What follows is a listing. Return every line of it exactly.

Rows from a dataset
══════════
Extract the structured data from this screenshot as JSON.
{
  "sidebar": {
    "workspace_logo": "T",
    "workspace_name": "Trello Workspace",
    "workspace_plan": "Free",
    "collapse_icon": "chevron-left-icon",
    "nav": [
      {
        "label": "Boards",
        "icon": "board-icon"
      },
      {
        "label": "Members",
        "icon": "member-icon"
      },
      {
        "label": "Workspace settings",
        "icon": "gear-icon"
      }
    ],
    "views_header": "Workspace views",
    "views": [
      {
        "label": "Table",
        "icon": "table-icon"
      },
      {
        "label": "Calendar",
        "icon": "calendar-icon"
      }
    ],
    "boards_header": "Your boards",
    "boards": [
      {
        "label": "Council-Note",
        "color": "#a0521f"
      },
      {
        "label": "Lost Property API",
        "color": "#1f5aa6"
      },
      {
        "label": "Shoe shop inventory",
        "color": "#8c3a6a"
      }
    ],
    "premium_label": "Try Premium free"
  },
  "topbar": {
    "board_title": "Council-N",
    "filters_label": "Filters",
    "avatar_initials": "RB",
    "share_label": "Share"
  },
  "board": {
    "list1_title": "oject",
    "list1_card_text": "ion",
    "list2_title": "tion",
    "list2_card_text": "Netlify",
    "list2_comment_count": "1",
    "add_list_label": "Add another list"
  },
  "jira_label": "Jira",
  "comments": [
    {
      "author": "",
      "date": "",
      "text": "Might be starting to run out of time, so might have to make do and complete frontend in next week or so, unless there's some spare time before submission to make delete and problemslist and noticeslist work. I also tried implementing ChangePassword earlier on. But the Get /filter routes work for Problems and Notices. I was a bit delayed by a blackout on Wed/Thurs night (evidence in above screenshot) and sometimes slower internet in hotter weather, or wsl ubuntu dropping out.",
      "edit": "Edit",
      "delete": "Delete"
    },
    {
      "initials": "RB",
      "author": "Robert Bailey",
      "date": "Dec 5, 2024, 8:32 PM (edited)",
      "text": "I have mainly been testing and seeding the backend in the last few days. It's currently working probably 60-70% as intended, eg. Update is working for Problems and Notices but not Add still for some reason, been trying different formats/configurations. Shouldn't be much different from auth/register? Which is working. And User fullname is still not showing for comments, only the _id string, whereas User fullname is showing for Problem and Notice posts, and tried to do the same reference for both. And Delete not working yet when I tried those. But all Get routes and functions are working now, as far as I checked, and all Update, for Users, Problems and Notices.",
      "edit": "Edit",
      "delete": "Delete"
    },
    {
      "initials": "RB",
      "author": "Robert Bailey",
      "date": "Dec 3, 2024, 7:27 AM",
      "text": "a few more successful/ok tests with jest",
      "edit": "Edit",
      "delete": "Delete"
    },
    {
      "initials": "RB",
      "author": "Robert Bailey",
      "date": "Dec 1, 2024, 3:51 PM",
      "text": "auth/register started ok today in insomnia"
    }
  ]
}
══════════
▸ **Complete response**:
Extract the structured data from this screenshot as JSON.
{
  "sidebar": {
    "workspace_logo": "T",
    "workspace_name": "Trello Workspace",
    "workspace_plan": "Free",
    "collapse_icon": "chevron-left-icon",
    "nav": [
      {
        "label": "Boards",
        "icon": "board-icon"
      },
      {
        "label": "Members",
        "icon": "member-icon"
      },
      {
        "label": "Workspace settings",
        "icon": "gear-icon"
      }
    ],
    "views_header": "Workspace views",
    "views": [
      {
        "label": "Table",
        "icon": "table-icon"
      },
      {
        "label": "Calendar",
        "icon": "calendar-icon"
      }
    ],
    "boards_header": "Your boards",
    "boards": [
      {
        "label": "Council-Note",
        "color": "#a0521f"
      },
      {
        "label": "Lost Property API",
        "color": "#1f5aa6"
      },
      {
        "label": "Shoe shop inventory",
        "color": "#8c3a6a"
      }
    ],
    "premium_label": "Try Premium free"
  },
  "topbar": {
    "board_title": "Council-N",
    "filters_label": "Filters",
    "avatar_initials": "RB",
    "share_label": "Share"
  },
  "board": {
    "list1_title": "oject",
    "list1_card_text": "ion",
    "list2_title": "tion",
    "list2_card_text": "Netlify",
    "list2_comment_count": "1",
    "add_list_label": "Add another list"
  },
  "jira_label": "Jira",
  "comments": [
    {
      "author": "",
      "date": "",
      "text": "Might be starting to run out of time, so might have to make do and complete frontend in next week or so, unless there's some spare time before submission to make delete and problemslist and noticeslist work. I also tried implementing ChangePassword earlier on. But the Get /filter routes work for Problems and Notices. I was a bit delayed by a blackout on Wed/Thurs night (evidence in above screenshot) and sometimes slower internet in hotter weather, or wsl ubuntu dropping out.",
      "edit": "Edit",
      "delete": "Delete"
    },
    {
      "initials": "RB",
      "author": "Robert Bailey",
      "date": "Dec 5, 2024, 8:32 PM (edited)",
      "text": "I have mainly been testing and seeding the backend in the last few days. It's currently working probably 60-70% as intended, eg. Update is working for Problems and Notices but not Add still for some reason, been trying different formats/configurations. Shouldn't be much different from auth/register? Which is working. And User fullname is still not showing for comments, only the _id string, whereas User fullname is showing for Problem and Notice posts, and tried to do the same reference for both. And Delete not working yet when I tried those. But all Get routes and functions are working now, as far as I checked, and all Update, for Users, Problems and Notices.",
      "edit": "Edit",
      "delete": "Delete"
    },
    {
      "initials": "RB",
      "author": "Robert Bailey",
      "date": "Dec 3, 2024, 7:27 AM",
      "text": "a few more successful/ok tests with jest",
      "edit": "Edit",
      "delete": "Delete"
    },
    {
      "initials": "RB",
      "author": "Robert Bailey",
      "date": "Dec 1, 2024, 3:51 PM",
      "text": "auth/register started ok today in insomnia"
    }
  ]
}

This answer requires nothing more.